- **SET PROBLEM**:
Reproduce each of the rows below word for word, and leave the pictures out of your answer.

Element region listings
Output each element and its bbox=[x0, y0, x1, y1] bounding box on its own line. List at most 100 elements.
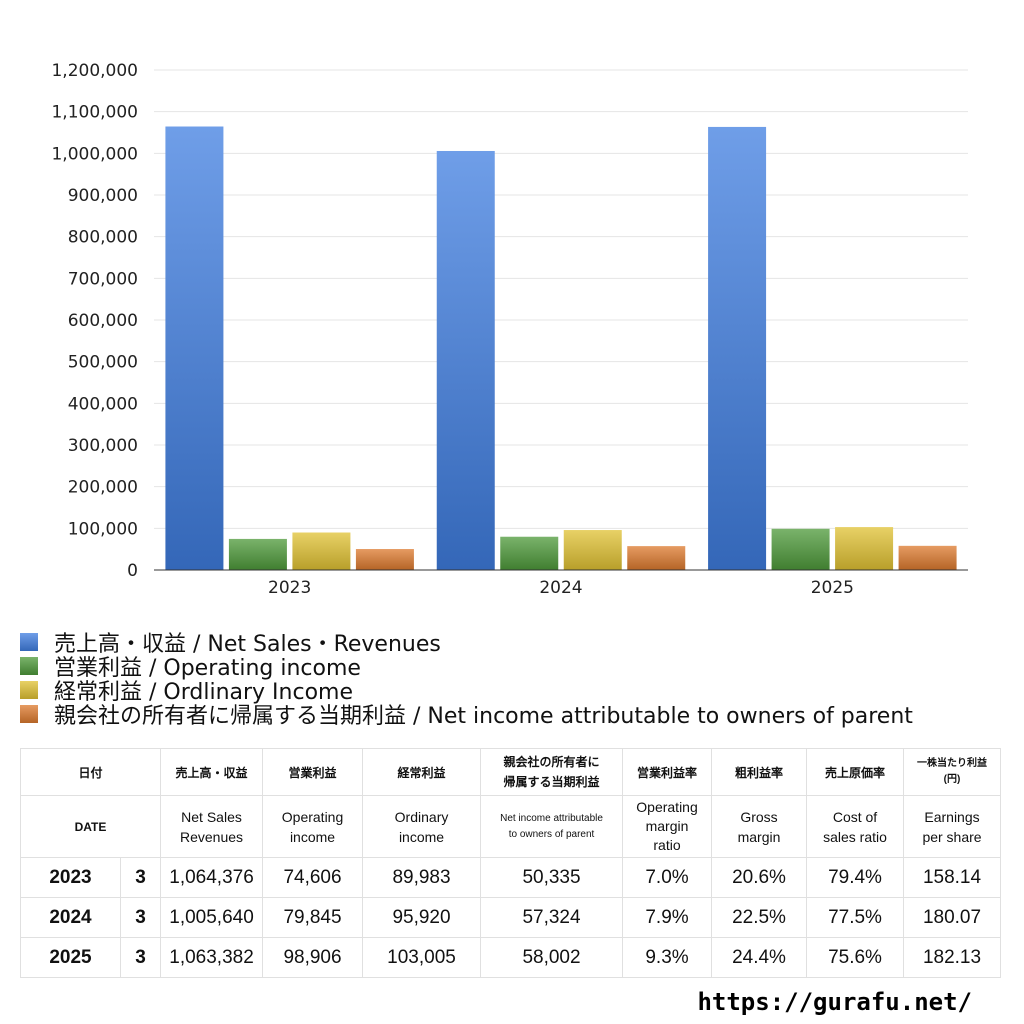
header-operating-margin-ja: 営業利益率 bbox=[622, 748, 713, 796]
bar-2024-series-0 bbox=[436, 150, 495, 570]
legend-item-net-income: 親会社の所有者に帰属する当期利益 / Net income attributab… bbox=[20, 702, 913, 729]
cell-ordinary-income: 103,005 bbox=[362, 937, 482, 978]
y-tick-label: 1,000,000 bbox=[51, 144, 138, 164]
bar-2023-series-1 bbox=[228, 538, 287, 570]
legend-swatch-operating-income bbox=[20, 657, 38, 675]
cell-net-income: 50,335 bbox=[480, 857, 624, 898]
bar-2024-series-2 bbox=[563, 530, 622, 570]
bar-2025-series-2 bbox=[835, 527, 894, 570]
cell-year: 2025 bbox=[20, 937, 121, 978]
header-eps-en: Earnings per share bbox=[903, 795, 1002, 858]
legend-swatch-ordinary-income bbox=[20, 681, 38, 699]
header-operating-income-ja: 営業利益 bbox=[262, 748, 364, 796]
header-date-ja: 日付 bbox=[19, 748, 162, 796]
cell-operating-margin: 7.9% bbox=[622, 897, 713, 938]
cell-operating-income: 79,845 bbox=[262, 897, 364, 938]
cell-operating-margin: 7.0% bbox=[622, 857, 713, 898]
y-tick-label: 0 bbox=[127, 561, 138, 581]
y-tick-label: 900,000 bbox=[68, 186, 138, 206]
y-tick-label: 600,000 bbox=[68, 311, 138, 331]
table-row: 2023 3 1,064,376 74,606 89,983 50,335 7.… bbox=[20, 857, 1002, 898]
cell-operating-margin: 9.3% bbox=[622, 937, 713, 978]
x-tick-label: 2025 bbox=[811, 578, 854, 598]
cell-month: 3 bbox=[119, 857, 162, 898]
legend-swatch-net-income bbox=[20, 705, 38, 723]
y-tick-label: 700,000 bbox=[68, 269, 138, 289]
legend-item-ordinary-income: 経常利益 / Ordlinary Income bbox=[20, 678, 913, 705]
legend-swatch-net-sales bbox=[20, 633, 38, 651]
bar-2025-series-0 bbox=[708, 126, 767, 570]
header-eps-ja: 一株当たり利益 (円) bbox=[903, 748, 1002, 796]
cell-net-income: 58,002 bbox=[480, 937, 624, 978]
header-ordinary-income-en: Ordinary income bbox=[362, 795, 482, 858]
bar-2025-series-3 bbox=[898, 545, 957, 570]
cell-ordinary-income: 89,983 bbox=[362, 857, 482, 898]
cell-net-sales: 1,005,640 bbox=[160, 897, 264, 938]
x-axis-tick-labels: 2023 2024 2025 bbox=[268, 578, 854, 598]
bar-2023-series-2 bbox=[292, 532, 351, 570]
table-row: 2025 3 1,063,382 98,906 103,005 58,002 9… bbox=[20, 937, 1002, 978]
table-header-row-en: DATE Net Sales Revenues Operating income… bbox=[19, 795, 1002, 858]
cell-cost-ratio: 77.5% bbox=[806, 897, 905, 938]
bar-2023-series-0 bbox=[165, 126, 224, 570]
header-gross-margin-ja: 粗利益率 bbox=[711, 748, 808, 796]
header-cost-ratio-ja: 売上原価率 bbox=[806, 748, 905, 796]
cell-operating-income: 74,606 bbox=[262, 857, 364, 898]
bar-chart: 0 100,000 200,000 300,000 400,000 500,000 600,… bbox=[51, 61, 968, 598]
y-tick-label: 800,000 bbox=[68, 228, 138, 248]
cell-net-income: 57,324 bbox=[480, 897, 624, 938]
bar-2025-series-1 bbox=[771, 528, 830, 570]
bar-2024-series-3 bbox=[627, 546, 686, 570]
header-net-income-ja: 親会社の所有者に 帰属する当期利益 bbox=[480, 748, 624, 796]
y-tick-label: 500,000 bbox=[68, 353, 138, 373]
header-cost-ratio-en: Cost of sales ratio bbox=[806, 795, 905, 858]
cell-gross-margin: 24.4% bbox=[711, 937, 808, 978]
bar-2024-series-1 bbox=[500, 536, 559, 570]
bar-2023-series-3 bbox=[355, 549, 414, 570]
chart-gridlines bbox=[154, 69, 968, 529]
y-tick-label: 400,000 bbox=[68, 394, 138, 414]
table-row: 2024 3 1,005,640 79,845 95,920 57,324 7.… bbox=[20, 897, 1002, 938]
cell-year: 2024 bbox=[20, 897, 121, 938]
cell-year: 2023 bbox=[20, 857, 121, 898]
legend-label-net-income: 親会社の所有者に帰属する当期利益 / Net income attributab… bbox=[54, 704, 913, 729]
cell-net-sales: 1,064,376 bbox=[160, 857, 264, 898]
header-ordinary-income-ja: 経常利益 bbox=[362, 748, 482, 796]
legend-label-operating-income: 営業利益 / Operating income bbox=[54, 656, 361, 681]
cell-cost-ratio: 75.6% bbox=[806, 937, 905, 978]
header-net-income-en: Net income attributable to owners of par… bbox=[480, 795, 624, 858]
header-operating-margin-en: Operating margin ratio bbox=[622, 795, 713, 858]
cell-eps: 180.07 bbox=[903, 897, 1002, 938]
chart-legend: 売上高・収益 / Net Sales・Revenues 営業利益 / Opera… bbox=[20, 630, 913, 729]
x-tick-label: 2024 bbox=[539, 578, 582, 598]
chart-bars bbox=[165, 126, 957, 570]
table-header-row-ja: 日付 売上高・収益 営業利益 経常利益 親会社の所有者に 帰属する当期利益 営業… bbox=[19, 748, 1002, 796]
legend-label-net-sales: 売上高・収益 / Net Sales・Revenues bbox=[54, 632, 441, 657]
cell-operating-income: 98,906 bbox=[262, 937, 364, 978]
header-net-sales-en: Net Sales Revenues bbox=[160, 795, 264, 858]
financial-data-table: 日付 売上高・収益 営業利益 経常利益 親会社の所有者に 帰属する当期利益 営業… bbox=[19, 748, 1002, 978]
cell-eps: 182.13 bbox=[903, 937, 1002, 978]
cell-gross-margin: 22.5% bbox=[711, 897, 808, 938]
cell-eps: 158.14 bbox=[903, 857, 1002, 898]
cell-ordinary-income: 95,920 bbox=[362, 897, 482, 938]
y-tick-label: 1,100,000 bbox=[51, 103, 138, 123]
legend-item-operating-income: 営業利益 / Operating income bbox=[20, 654, 913, 681]
header-gross-margin-en: Gross margin bbox=[711, 795, 808, 858]
y-axis-tick-labels: 0 100,000 200,000 300,000 400,000 500,000 600,… bbox=[51, 61, 138, 581]
cell-cost-ratio: 79.4% bbox=[806, 857, 905, 898]
header-operating-income-en: Operating income bbox=[262, 795, 364, 858]
x-tick-label: 2023 bbox=[268, 578, 311, 598]
y-tick-label: 1,200,000 bbox=[51, 61, 138, 81]
source-url[interactable]: https://gurafu.net/ bbox=[697, 988, 972, 1016]
y-tick-label: 200,000 bbox=[68, 478, 138, 498]
cell-month: 3 bbox=[119, 937, 162, 978]
header-date-en: DATE bbox=[19, 795, 162, 858]
cell-month: 3 bbox=[119, 897, 162, 938]
legend-label-ordinary-income: 経常利益 / Ordlinary Income bbox=[54, 680, 353, 705]
header-net-sales-ja: 売上高・収益 bbox=[160, 748, 264, 796]
cell-gross-margin: 20.6% bbox=[711, 857, 808, 898]
y-tick-label: 300,000 bbox=[68, 436, 138, 456]
cell-net-sales: 1,063,382 bbox=[160, 937, 264, 978]
y-tick-label: 100,000 bbox=[68, 519, 138, 539]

- **ANSWER BELOW**:
Output each element and its bbox=[x0, y0, x1, y1] bounding box on its own line. List at most 100 elements.
header-operating-margin-ja: 営業利益率 bbox=[622, 748, 713, 796]
bar-2024-series-0 bbox=[436, 150, 495, 570]
legend-item-net-income: 親会社の所有者に帰属する当期利益 / Net income attributab… bbox=[20, 702, 913, 729]
cell-ordinary-income: 103,005 bbox=[362, 937, 482, 978]
y-tick-label: 1,000,000 bbox=[51, 144, 138, 164]
bar-2023-series-1 bbox=[228, 538, 287, 570]
legend-swatch-operating-income bbox=[20, 657, 38, 675]
cell-net-income: 50,335 bbox=[480, 857, 624, 898]
bar-2024-series-2 bbox=[563, 530, 622, 570]
bar-2025-series-2 bbox=[835, 527, 894, 570]
cell-year: 2025 bbox=[20, 937, 121, 978]
header-eps-en: Earnings per share bbox=[903, 795, 1002, 858]
legend-swatch-ordinary-income bbox=[20, 681, 38, 699]
header-operating-income-ja: 営業利益 bbox=[262, 748, 364, 796]
header-date-ja: 日付 bbox=[19, 748, 162, 796]
cell-operating-margin: 7.9% bbox=[622, 897, 713, 938]
cell-operating-income: 79,845 bbox=[262, 897, 364, 938]
cell-operating-margin: 7.0% bbox=[622, 857, 713, 898]
y-tick-label: 0 bbox=[127, 561, 138, 581]
y-tick-label: 900,000 bbox=[68, 186, 138, 206]
y-tick-label: 600,000 bbox=[68, 311, 138, 331]
table-row: 2023 3 1,064,376 74,606 89,983 50,335 7.… bbox=[20, 857, 1002, 898]
cell-operating-margin: 9.3% bbox=[622, 937, 713, 978]
x-tick-label: 2025 bbox=[811, 578, 854, 598]
cell-month: 3 bbox=[119, 857, 162, 898]
legend-swatch-net-income bbox=[20, 705, 38, 723]
y-tick-label: 700,000 bbox=[68, 269, 138, 289]
legend-item-ordinary-income: 経常利益 / Ordlinary Income bbox=[20, 678, 913, 705]
legend-swatch-net-sales bbox=[20, 633, 38, 651]
bar-2025-series-0 bbox=[708, 126, 767, 570]
header-eps-ja: 一株当たり利益 (円) bbox=[903, 748, 1002, 796]
cell-net-income: 58,002 bbox=[480, 937, 624, 978]
header-ordinary-income-en: Ordinary income bbox=[362, 795, 482, 858]
bar-2025-series-3 bbox=[898, 545, 957, 570]
cell-ordinary-income: 89,983 bbox=[362, 857, 482, 898]
cell-net-sales: 1,005,640 bbox=[160, 897, 264, 938]
x-axis-tick-labels: 2023 2024 2025 bbox=[268, 578, 854, 598]
bar-2023-series-2 bbox=[292, 532, 351, 570]
table-row: 2025 3 1,063,382 98,906 103,005 58,002 9… bbox=[20, 937, 1002, 978]
table-header-row-en: DATE Net Sales Revenues Operating income… bbox=[19, 795, 1002, 858]
cell-cost-ratio: 77.5% bbox=[806, 897, 905, 938]
bar-2023-series-0 bbox=[165, 126, 224, 570]
header-gross-margin-ja: 粗利益率 bbox=[711, 748, 808, 796]
header-cost-ratio-ja: 売上原価率 bbox=[806, 748, 905, 796]
cell-operating-income: 74,606 bbox=[262, 857, 364, 898]
bar-chart: 0 100,000 200,000 300,000 400,000 500,000 600,… bbox=[51, 61, 968, 598]
y-tick-label: 800,000 bbox=[68, 228, 138, 248]
cell-net-income: 57,324 bbox=[480, 897, 624, 938]
bar-2025-series-1 bbox=[771, 528, 830, 570]
bar-2024-series-3 bbox=[627, 546, 686, 570]
header-net-income-ja: 親会社の所有者に 帰属する当期利益 bbox=[480, 748, 624, 796]
y-tick-label: 500,000 bbox=[68, 353, 138, 373]
header-cost-ratio-en: Cost of sales ratio bbox=[806, 795, 905, 858]
cell-gross-margin: 24.4% bbox=[711, 937, 808, 978]
bar-2024-series-1 bbox=[500, 536, 559, 570]
bar-2023-series-3 bbox=[355, 549, 414, 570]
chart-gridlines bbox=[154, 69, 968, 529]
y-tick-label: 400,000 bbox=[68, 394, 138, 414]
table-row: 2024 3 1,005,640 79,845 95,920 57,324 7.… bbox=[20, 897, 1002, 938]
cell-year: 2024 bbox=[20, 897, 121, 938]
cell-year: 2023 bbox=[20, 857, 121, 898]
legend-label-net-income: 親会社の所有者に帰属する当期利益 / Net income attributab… bbox=[54, 704, 913, 729]
cell-net-sales: 1,064,376 bbox=[160, 857, 264, 898]
header-ordinary-income-ja: 経常利益 bbox=[362, 748, 482, 796]
legend-label-operating-income: 営業利益 / Operating income bbox=[54, 656, 361, 681]
cell-cost-ratio: 75.6% bbox=[806, 937, 905, 978]
header-net-income-en: Net income attributable to owners of par… bbox=[480, 795, 624, 858]
header-operating-margin-en: Operating margin ratio bbox=[622, 795, 713, 858]
cell-eps: 180.07 bbox=[903, 897, 1002, 938]
chart-legend: 売上高・収益 / Net Sales・Revenues 営業利益 / Opera… bbox=[20, 630, 913, 729]
x-tick-label: 2024 bbox=[539, 578, 582, 598]
chart-bars bbox=[165, 126, 957, 570]
table-header-row-ja: 日付 売上高・収益 営業利益 経常利益 親会社の所有者に 帰属する当期利益 営業… bbox=[19, 748, 1002, 796]
legend-label-net-sales: 売上高・収益 / Net Sales・Revenues bbox=[54, 632, 441, 657]
cell-operating-income: 98,906 bbox=[262, 937, 364, 978]
header-net-sales-en: Net Sales Revenues bbox=[160, 795, 264, 858]
financial-data-table: 日付 売上高・収益 営業利益 経常利益 親会社の所有者に 帰属する当期利益 営業… bbox=[19, 748, 1002, 978]
cell-eps: 182.13 bbox=[903, 937, 1002, 978]
cell-gross-margin: 22.5% bbox=[711, 897, 808, 938]
cell-eps: 158.14 bbox=[903, 857, 1002, 898]
cell-ordinary-income: 95,920 bbox=[362, 897, 482, 938]
y-tick-label: 1,100,000 bbox=[51, 103, 138, 123]
legend-item-operating-income: 営業利益 / Operating income bbox=[20, 654, 913, 681]
header-gross-margin-en: Gross margin bbox=[711, 795, 808, 858]
y-axis-tick-labels: 0 100,000 200,000 300,000 400,000 500,000 600,… bbox=[51, 61, 138, 581]
cell-cost-ratio: 79.4% bbox=[806, 857, 905, 898]
header-operating-income-en: Operating income bbox=[262, 795, 364, 858]
x-tick-label: 2023 bbox=[268, 578, 311, 598]
y-tick-label: 1,200,000 bbox=[51, 61, 138, 81]
source-url[interactable]: https://gurafu.net/ bbox=[697, 988, 972, 1016]
y-tick-label: 200,000 bbox=[68, 478, 138, 498]
cell-month: 3 bbox=[119, 937, 162, 978]
header-date-en: DATE bbox=[19, 795, 162, 858]
cell-month: 3 bbox=[119, 897, 162, 938]
legend-label-ordinary-income: 経常利益 / Ordlinary Income bbox=[54, 680, 353, 705]
header-net-sales-ja: 売上高・収益 bbox=[160, 748, 264, 796]
cell-gross-margin: 20.6% bbox=[711, 857, 808, 898]
y-tick-label: 300,000 bbox=[68, 436, 138, 456]
cell-net-sales: 1,063,382 bbox=[160, 937, 264, 978]
y-tick-label: 100,000 bbox=[68, 519, 138, 539]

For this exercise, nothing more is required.